Extracted data entries:
[Begin]

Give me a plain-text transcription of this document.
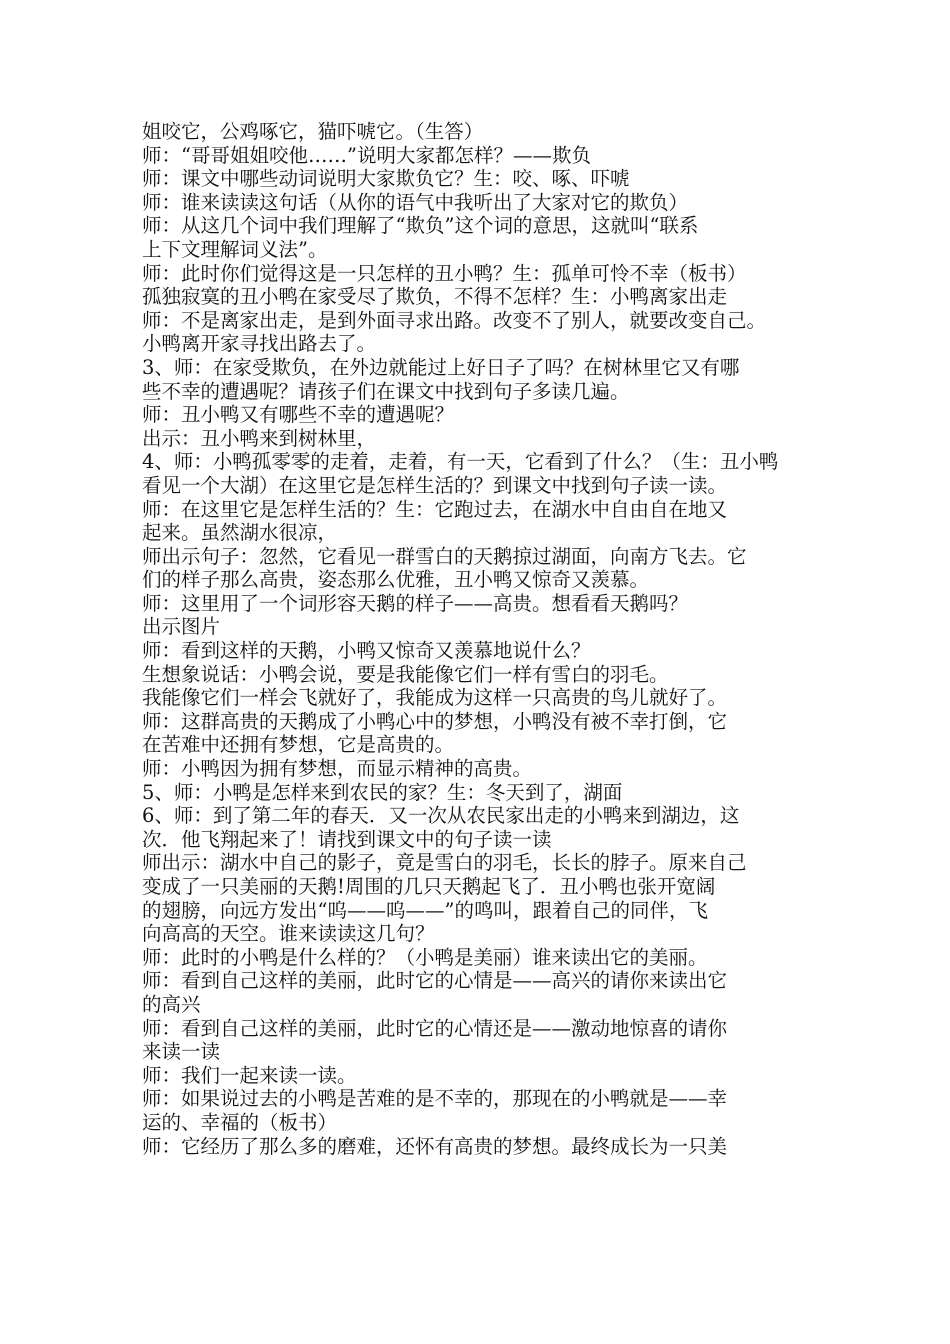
姐咬它，公鸡啄它，猫吓唬它。（生答）
师：“哥哥姐姐咬他……”说明大家都怎样？——欺负
师：课文中哪些动词说明大家欺负它？生：咬、啄、吓唬
师：谁来读读这句话（从你的语气中我听出了大家对它的欺负）
师：从这几个词中我们理解了“欺负”这个词的意思，这就叫“联系
上下文理解词义法”。
师：此时你们觉得这是一只怎样的丑小鸭？生：孤单可怜不幸（板书）
孤独寂寞的丑小鸭在家受尽了欺负，不得不怎样？生：小鸭离家出走
师：不是离家出走，是到外面寻求出路。改变不了别人，就要改变自己。
小鸭离开家寻找出路去了。
3、师：在家受欺负，在外边就能过上好日子了吗？在树林里它又有哪
些不幸的遭遇呢？请孩子们在课文中找到句子多读几遍。
师：丑小鸭又有哪些不幸的遭遇呢？
出示：丑小鸭来到树林里，
4、师：小鸭孤零零的走着，走着，有一天，它看到了什么？（生：丑小鸭
看见一个大湖）在这里它是怎样生活的？到课文中找到句子读一读。
师：在这里它是怎样生活的？生：它跑过去，在湖水中自由自在地又
起来。虽然湖水很凉，
师出示句子：忽然，它看见一群雪白的天鹅掠过湖面，向南方飞去。它
们的样子那么高贵，姿态那么优雅，丑小鸭又惊奇又羡慕。
师：这里用了一个词形容天鹅的样子——高贵。想看看天鹅吗？
出示图片
师：看到这样的天鹅，小鸭又惊奇又羡慕地说什么？
生想象说话：小鸭会说，要是我能像它们一样有雪白的羽毛。
我能像它们一样会飞就好了，我能成为这样一只高贵的鸟儿就好了。
师：这群高贵的天鹅成了小鸭心中的梦想，小鸭没有被不幸打倒，它
在苦难中还拥有梦想，它是高贵的。
师：小鸭因为拥有梦想，而显示精神的高贵。
5、师：小鸭是怎样来到农民的家？生：冬天到了，湖面
6、师：到了第二年的春天．又一次从农民家出走的小鸭来到湖边，这
次．他飞翔起来了！请找到课文中的句子读一读
师出示：湖水中自己的影子，竟是雪白的羽毛，长长的脖子。原来自己
变成了一只美丽的天鹅!周围的几只天鹅起飞了．丑小鸭也张开宽阔
的翅膀，向远方发出“呜——呜——”的鸣叫，跟着自己的同伴，飞
向高高的天空。谁来读读这几句？
师：此时的小鸭是什么样的？（小鸭是美丽）谁来读出它的美丽。
师：看到自己这样的美丽，此时它的心情是——高兴的请你来读出它
的高兴
师：看到自己这样的美丽，此时它的心情还是——激动地惊喜的请你
来读一读
师：我们一起来读一读。
师：如果说过去的小鸭是苦难的是不幸的，那现在的小鸭就是——幸
运的、幸福的（板书）
师：它经历了那么多的磨难，还怀有高贵的梦想。最终成长为一只美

[End]

REQUEST: Without the images, write out each line of the data verbatim.

EXERCISE SOLUTION:
Give me a plain-text transcription of this document.
姐咬它，公鸡啄它，猫吓唬它。（生答）
师：“哥哥姐姐咬他……”说明大家都怎样？——欺负
师：课文中哪些动词说明大家欺负它？生：咬、啄、吓唬
师：谁来读读这句话（从你的语气中我听出了大家对它的欺负）
师：从这几个词中我们理解了“欺负”这个词的意思，这就叫“联系
上下文理解词义法”。
师：此时你们觉得这是一只怎样的丑小鸭？生：孤单可怜不幸（板书）
孤独寂寞的丑小鸭在家受尽了欺负，不得不怎样？生：小鸭离家出走
师：不是离家出走，是到外面寻求出路。改变不了别人，就要改变自己。
小鸭离开家寻找出路去了。
3、师：在家受欺负，在外边就能过上好日子了吗？在树林里它又有哪
些不幸的遭遇呢？请孩子们在课文中找到句子多读几遍。
师：丑小鸭又有哪些不幸的遭遇呢？
出示：丑小鸭来到树林里，
4、师：小鸭孤零零的走着，走着，有一天，它看到了什么？（生：丑小鸭
看见一个大湖）在这里它是怎样生活的？到课文中找到句子读一读。
师：在这里它是怎样生活的？生：它跑过去，在湖水中自由自在地又
起来。虽然湖水很凉，
师出示句子：忽然，它看见一群雪白的天鹅掠过湖面，向南方飞去。它
们的样子那么高贵，姿态那么优雅，丑小鸭又惊奇又羡慕。
师：这里用了一个词形容天鹅的样子——高贵。想看看天鹅吗？
出示图片
师：看到这样的天鹅，小鸭又惊奇又羡慕地说什么？
生想象说话：小鸭会说，要是我能像它们一样有雪白的羽毛。
我能像它们一样会飞就好了，我能成为这样一只高贵的鸟儿就好了。
师：这群高贵的天鹅成了小鸭心中的梦想，小鸭没有被不幸打倒，它
在苦难中还拥有梦想，它是高贵的。
师：小鸭因为拥有梦想，而显示精神的高贵。
5、师：小鸭是怎样来到农民的家？生：冬天到了，湖面
6、师：到了第二年的春天．又一次从农民家出走的小鸭来到湖边，这
次．他飞翔起来了！请找到课文中的句子读一读
师出示：湖水中自己的影子，竟是雪白的羽毛，长长的脖子。原来自己
变成了一只美丽的天鹅!周围的几只天鹅起飞了．丑小鸭也张开宽阔
的翅膀，向远方发出“呜——呜——”的鸣叫，跟着自己的同伴，飞
向高高的天空。谁来读读这几句？
师：此时的小鸭是什么样的？（小鸭是美丽）谁来读出它的美丽。
师：看到自己这样的美丽，此时它的心情是——高兴的请你来读出它
的高兴
师：看到自己这样的美丽，此时它的心情还是——激动地惊喜的请你
来读一读
师：我们一起来读一读。
师：如果说过去的小鸭是苦难的是不幸的，那现在的小鸭就是——幸
运的、幸福的（板书）
师：它经历了那么多的磨难，还怀有高贵的梦想。最终成长为一只美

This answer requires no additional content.